§ **Requirements**
Within the records below, find each line that holds the string "родинного", then copy it.

* start *

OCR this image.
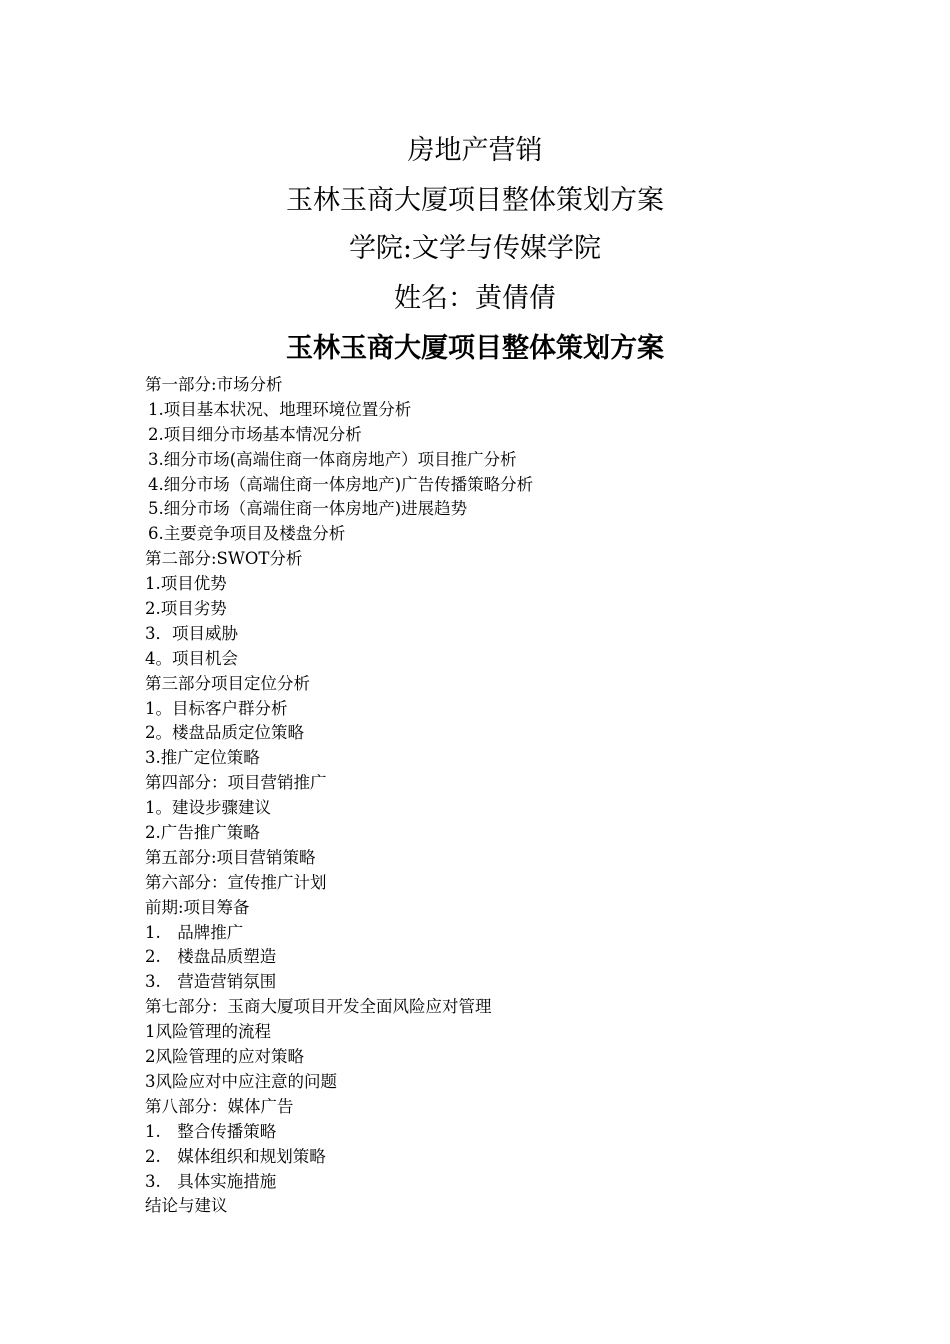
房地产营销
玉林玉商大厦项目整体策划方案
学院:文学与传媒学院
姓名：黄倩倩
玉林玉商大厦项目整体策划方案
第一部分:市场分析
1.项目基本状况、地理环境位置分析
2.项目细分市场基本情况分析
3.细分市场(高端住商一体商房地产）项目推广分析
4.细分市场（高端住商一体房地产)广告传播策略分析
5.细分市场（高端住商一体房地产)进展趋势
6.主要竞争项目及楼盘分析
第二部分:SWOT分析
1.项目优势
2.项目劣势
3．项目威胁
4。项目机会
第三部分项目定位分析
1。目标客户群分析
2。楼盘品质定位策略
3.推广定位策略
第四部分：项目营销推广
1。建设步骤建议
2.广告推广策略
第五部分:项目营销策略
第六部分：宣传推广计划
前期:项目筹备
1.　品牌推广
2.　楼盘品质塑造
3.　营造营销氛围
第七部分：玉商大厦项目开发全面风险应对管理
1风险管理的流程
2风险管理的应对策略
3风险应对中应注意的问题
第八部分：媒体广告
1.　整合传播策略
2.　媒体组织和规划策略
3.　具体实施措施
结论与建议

* end *
* start *

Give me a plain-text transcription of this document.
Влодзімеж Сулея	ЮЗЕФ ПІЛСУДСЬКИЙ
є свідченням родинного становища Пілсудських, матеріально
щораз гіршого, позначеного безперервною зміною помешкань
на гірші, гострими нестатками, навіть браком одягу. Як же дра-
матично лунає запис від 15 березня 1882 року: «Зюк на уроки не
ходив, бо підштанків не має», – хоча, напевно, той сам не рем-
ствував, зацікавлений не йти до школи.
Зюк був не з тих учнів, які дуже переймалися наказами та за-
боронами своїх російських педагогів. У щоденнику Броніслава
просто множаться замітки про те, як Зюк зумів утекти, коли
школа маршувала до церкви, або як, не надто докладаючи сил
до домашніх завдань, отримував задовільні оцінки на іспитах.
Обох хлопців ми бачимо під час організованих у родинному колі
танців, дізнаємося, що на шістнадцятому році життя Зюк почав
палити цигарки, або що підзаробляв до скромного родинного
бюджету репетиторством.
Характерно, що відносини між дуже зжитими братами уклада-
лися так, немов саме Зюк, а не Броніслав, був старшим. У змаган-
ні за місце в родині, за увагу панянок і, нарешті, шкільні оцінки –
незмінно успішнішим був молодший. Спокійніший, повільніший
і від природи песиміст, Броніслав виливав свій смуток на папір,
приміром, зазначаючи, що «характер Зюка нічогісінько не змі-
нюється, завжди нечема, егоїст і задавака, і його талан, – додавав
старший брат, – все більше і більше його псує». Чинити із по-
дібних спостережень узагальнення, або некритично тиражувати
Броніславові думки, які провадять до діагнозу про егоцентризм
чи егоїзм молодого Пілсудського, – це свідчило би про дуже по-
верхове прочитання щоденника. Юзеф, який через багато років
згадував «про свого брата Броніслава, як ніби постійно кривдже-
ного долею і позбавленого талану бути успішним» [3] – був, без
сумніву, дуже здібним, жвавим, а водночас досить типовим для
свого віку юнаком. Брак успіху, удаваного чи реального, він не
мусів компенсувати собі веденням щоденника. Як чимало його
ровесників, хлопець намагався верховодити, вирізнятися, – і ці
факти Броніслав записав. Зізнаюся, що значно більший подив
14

* end *
* start *

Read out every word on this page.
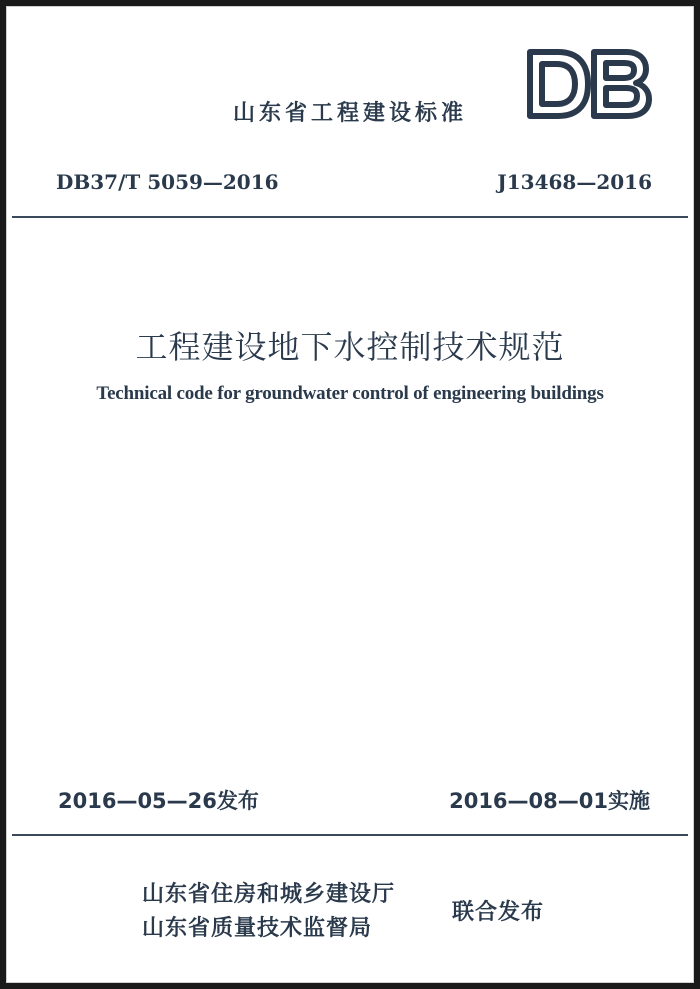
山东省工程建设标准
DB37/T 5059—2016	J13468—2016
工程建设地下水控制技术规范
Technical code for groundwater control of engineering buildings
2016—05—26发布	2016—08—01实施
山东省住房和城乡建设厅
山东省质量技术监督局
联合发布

* end *

§ **Expected answer**
є свідченням родинного становища Пілсудських, матеріально
палити цигарки, або що підзаробляв до скромного родинного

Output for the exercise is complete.